Exercise description — Determine how many lines include "muestra". Give the number and nothing else.
◇ ◇ ◇
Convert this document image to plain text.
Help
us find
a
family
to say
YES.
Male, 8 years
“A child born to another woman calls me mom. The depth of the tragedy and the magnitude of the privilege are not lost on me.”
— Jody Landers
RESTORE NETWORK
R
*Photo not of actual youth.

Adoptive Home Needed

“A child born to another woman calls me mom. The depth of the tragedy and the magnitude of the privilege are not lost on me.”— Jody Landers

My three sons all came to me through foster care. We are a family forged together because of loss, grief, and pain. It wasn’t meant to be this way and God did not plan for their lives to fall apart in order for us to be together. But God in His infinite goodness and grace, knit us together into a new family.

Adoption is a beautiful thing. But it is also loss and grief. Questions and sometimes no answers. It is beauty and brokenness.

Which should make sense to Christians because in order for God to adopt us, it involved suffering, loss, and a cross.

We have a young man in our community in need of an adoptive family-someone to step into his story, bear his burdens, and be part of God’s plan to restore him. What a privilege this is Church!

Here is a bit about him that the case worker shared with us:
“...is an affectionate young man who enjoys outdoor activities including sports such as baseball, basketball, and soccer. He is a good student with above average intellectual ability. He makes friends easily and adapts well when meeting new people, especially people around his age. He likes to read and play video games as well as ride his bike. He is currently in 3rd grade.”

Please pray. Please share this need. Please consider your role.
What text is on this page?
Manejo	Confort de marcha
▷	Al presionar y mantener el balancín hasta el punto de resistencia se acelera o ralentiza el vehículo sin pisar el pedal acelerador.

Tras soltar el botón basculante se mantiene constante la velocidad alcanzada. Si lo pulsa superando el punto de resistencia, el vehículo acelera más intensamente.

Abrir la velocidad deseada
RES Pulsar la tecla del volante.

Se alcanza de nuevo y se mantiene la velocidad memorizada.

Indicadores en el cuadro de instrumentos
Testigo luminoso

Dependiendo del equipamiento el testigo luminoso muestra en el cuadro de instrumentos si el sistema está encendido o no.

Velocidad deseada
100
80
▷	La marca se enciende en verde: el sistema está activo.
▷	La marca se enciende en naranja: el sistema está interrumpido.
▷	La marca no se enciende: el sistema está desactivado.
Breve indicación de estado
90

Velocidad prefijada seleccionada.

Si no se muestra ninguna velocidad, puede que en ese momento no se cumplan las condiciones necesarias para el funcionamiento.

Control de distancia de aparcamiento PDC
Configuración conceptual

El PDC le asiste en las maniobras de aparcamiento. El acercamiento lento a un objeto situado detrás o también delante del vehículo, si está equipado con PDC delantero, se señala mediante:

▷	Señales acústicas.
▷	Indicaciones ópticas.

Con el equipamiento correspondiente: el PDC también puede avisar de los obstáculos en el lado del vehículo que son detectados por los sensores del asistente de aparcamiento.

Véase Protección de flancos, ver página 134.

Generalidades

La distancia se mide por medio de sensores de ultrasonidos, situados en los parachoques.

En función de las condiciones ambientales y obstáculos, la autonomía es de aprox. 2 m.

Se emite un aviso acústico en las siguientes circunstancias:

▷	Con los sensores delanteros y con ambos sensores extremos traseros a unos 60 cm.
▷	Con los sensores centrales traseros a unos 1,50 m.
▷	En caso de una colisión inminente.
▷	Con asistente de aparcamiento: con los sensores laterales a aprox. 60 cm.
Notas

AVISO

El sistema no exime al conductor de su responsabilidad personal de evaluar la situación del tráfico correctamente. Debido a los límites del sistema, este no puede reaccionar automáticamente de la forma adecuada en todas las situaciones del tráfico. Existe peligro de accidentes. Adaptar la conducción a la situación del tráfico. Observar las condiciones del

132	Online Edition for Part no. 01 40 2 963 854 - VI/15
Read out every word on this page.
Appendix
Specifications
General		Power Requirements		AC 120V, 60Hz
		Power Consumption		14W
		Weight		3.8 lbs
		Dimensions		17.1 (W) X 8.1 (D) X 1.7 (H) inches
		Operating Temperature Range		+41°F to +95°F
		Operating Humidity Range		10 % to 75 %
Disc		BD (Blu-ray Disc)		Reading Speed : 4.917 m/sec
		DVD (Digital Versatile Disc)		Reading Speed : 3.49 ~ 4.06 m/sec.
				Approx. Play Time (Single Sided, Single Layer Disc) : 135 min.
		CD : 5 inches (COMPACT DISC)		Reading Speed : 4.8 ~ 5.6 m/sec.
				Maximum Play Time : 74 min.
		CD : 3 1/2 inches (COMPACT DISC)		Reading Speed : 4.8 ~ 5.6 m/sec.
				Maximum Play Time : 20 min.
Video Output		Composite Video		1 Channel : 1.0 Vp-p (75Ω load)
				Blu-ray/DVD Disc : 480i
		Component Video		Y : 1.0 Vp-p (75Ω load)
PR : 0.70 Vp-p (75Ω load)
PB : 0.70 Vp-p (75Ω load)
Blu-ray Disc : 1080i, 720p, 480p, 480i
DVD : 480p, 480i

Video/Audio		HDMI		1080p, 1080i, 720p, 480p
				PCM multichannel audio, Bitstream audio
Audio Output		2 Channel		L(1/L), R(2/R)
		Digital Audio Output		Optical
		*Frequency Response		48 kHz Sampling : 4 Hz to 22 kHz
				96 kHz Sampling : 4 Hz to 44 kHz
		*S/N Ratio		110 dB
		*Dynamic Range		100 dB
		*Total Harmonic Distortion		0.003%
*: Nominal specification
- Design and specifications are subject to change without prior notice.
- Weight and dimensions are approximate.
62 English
◇ ◇ ◇
Output for this task — 2